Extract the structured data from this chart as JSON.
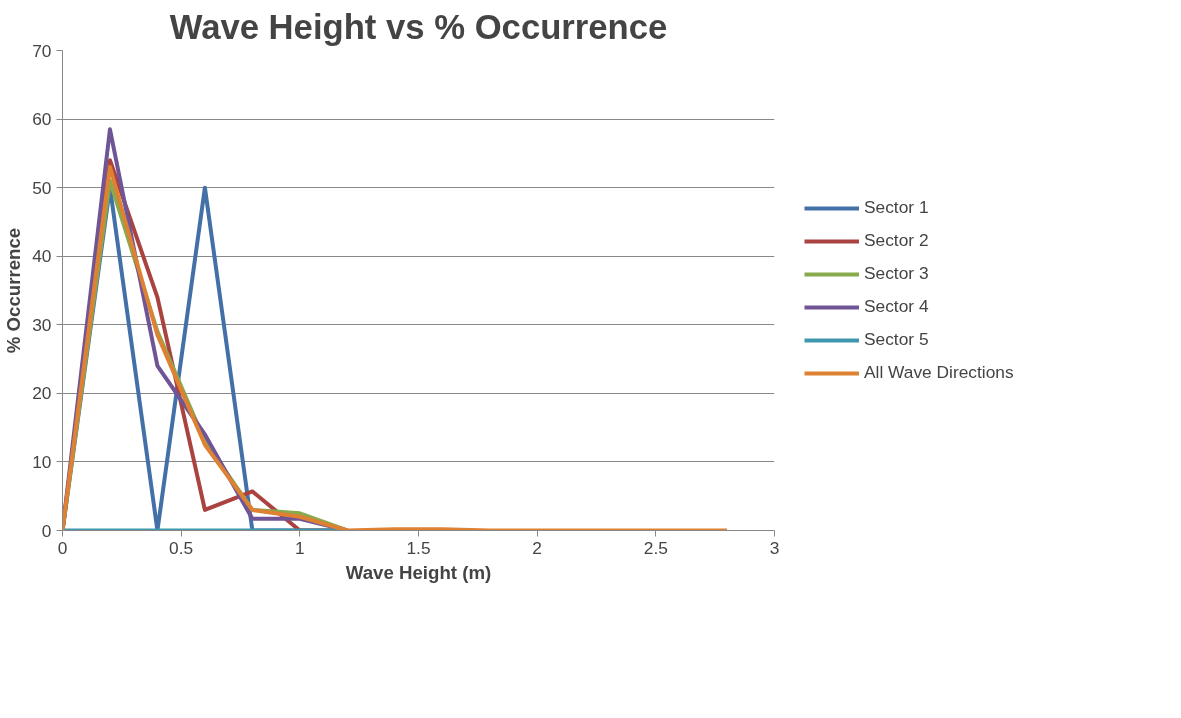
{
  "chart_data": {
    "type": "line",
    "title": "Wave Height vs % Occurrence",
    "xlabel": "Wave Height (m)",
    "ylabel": "% Occurrence",
    "x": [
      0,
      0.2,
      0.4,
      0.6,
      0.8,
      1.0,
      1.2,
      1.4,
      1.6,
      1.8,
      2.0,
      2.2,
      2.4,
      2.6,
      2.8
    ],
    "xlim": [
      0,
      3
    ],
    "xticks": [
      0,
      0.5,
      1,
      1.5,
      2,
      2.5,
      3
    ],
    "ylim": [
      0,
      70
    ],
    "yticks": [
      0,
      10,
      20,
      30,
      40,
      50,
      60,
      70
    ],
    "grid": "y",
    "legend": "right",
    "marker": "none",
    "series": [
      {
        "name": "Sector 1",
        "color": "#4470a8",
        "values": [
          0,
          50,
          0,
          50,
          0,
          0,
          0,
          null,
          null,
          null,
          null,
          null,
          null,
          null,
          null
        ]
      },
      {
        "name": "Sector 2",
        "color": "#aa4340",
        "values": [
          0,
          54,
          34,
          3,
          5.7,
          0,
          0,
          null,
          null,
          null,
          null,
          null,
          null,
          null,
          null
        ]
      },
      {
        "name": "Sector 3",
        "color": "#88a94c",
        "values": [
          0,
          51,
          29,
          13,
          3,
          2.5,
          0,
          null,
          null,
          null,
          null,
          null,
          null,
          null,
          null
        ]
      },
      {
        "name": "Sector 4",
        "color": "#6f5596",
        "values": [
          0,
          58.5,
          24,
          14,
          1.7,
          1.7,
          0,
          null,
          null,
          null,
          null,
          null,
          null,
          null,
          null
        ]
      },
      {
        "name": "Sector 5",
        "color": "#3f97ad",
        "values": [
          0,
          0,
          0,
          0,
          0,
          0,
          0,
          null,
          null,
          null,
          null,
          null,
          null,
          null,
          null
        ]
      },
      {
        "name": "All Wave Directions",
        "color": "#de8133",
        "values": [
          0,
          53,
          28.5,
          12.5,
          3,
          2,
          0,
          0.2,
          0.2,
          0,
          0,
          0,
          0,
          0,
          0
        ]
      }
    ]
  }
}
----------
Of the lines above, how many contain the string "Wave"? Only the number is required.

3